The World According to Hattie May


By Liz Zuercher


A year ago we went to Peoria, Illinois to bury Gary’s mother, Hattie May. The funeral director led us to the room where the services would be.  All the pink flowers and the pink satin dress didn’t surprise me.  Hattie loved pink.  What surprised me was the woman in the casket.  This couldn’t be our Hattie.  The Hattie May we knew wore a perpetual look of childlike wonder.  Where was that?  Where was her wide-open face, her ready smile?  Where was the love that poured out of her, that desire always to please?

“Don’t you want a donut?  A strawberry sody?” she should be saying.  “I’ve got Drumsticks in the freezer.”  She always had ice cream Drumsticks in the freezer.  We could count on that, just like we could count on those sayings of hers, the ones she’d heard from her mother, Grandma Sweet.

“You can’t get finished, if you don’t get started,” she’d say when you were dragging your heels about doing chores.

If you were whining about something you really wanted, she’d say, “If I gave you the world and a fence around it, you’d still want a slice off the moon.”

If she asked you to do something and you said, “What?” she’d say, “I don’t stutter and your ears don’t flip back and forth.”

Our Hattie May was not shy about telling you how she felt – good or bad.  You always knew where you stood with her.  Like she said, “When my heart gets so full, it spills out my mouth.”

She didn’t suffer fools, and had some choice sayings to express her point of view:

“Good is good, but too good is a fool.”

“When drink goes in sense goes out.”

“Can’t wipe yourself clean on a dirty towel.”

“You are talking when you should be listening.”

DATA BLOCK:
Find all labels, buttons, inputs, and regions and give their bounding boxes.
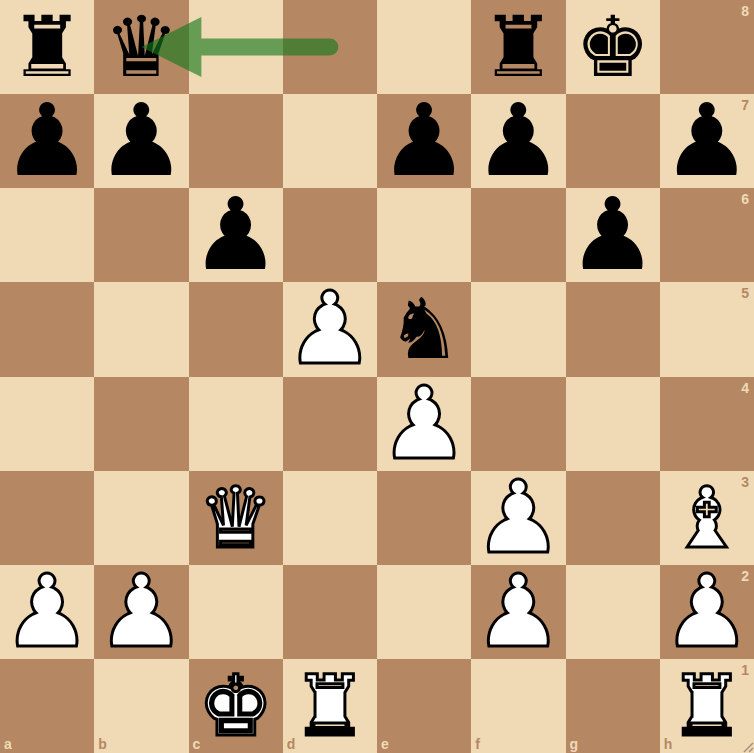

TASK SET:
a) From the essay about Hattie May, copy out the passage starting at "A year ago we" and ending at "mother, Grandma Sweet.".
b) List every saying the essay about Hattie May quotes right after the words "had some choice sayings to express her point of view".

EXPECTED RESPONSES:
a)
A year ago we went to Peoria, Illinois to bury Gary’s mother, Hattie May. The funeral director led us to the room where the services would be.  All the pink flowers and the pink satin dress didn’t surprise me.  Hattie loved pink.  What surprised me was the woman in the casket.  This couldn’t be our Hattie.  The Hattie May we knew wore a perpetual look of childlike wonder.  Where was that?  Where was her wide-open face, her ready smile?  Where was the love that poured out of her, that desire always to please?

“Don’t you want a donut?  A strawberry sody?” she should be saying.  “I’ve got Drumsticks in the freezer.”  She always had ice cream Drumsticks in the freezer.  We could count on that, just like we could count on those sayings of hers, the ones she’d heard from her mother, Grandma Sweet.

b)
- "Good is good, but too good is a fool."
- "When drink goes in sense goes out."
- "Can't wipe yourself clean on a dirty towel."
- "You are talking when you should be listening."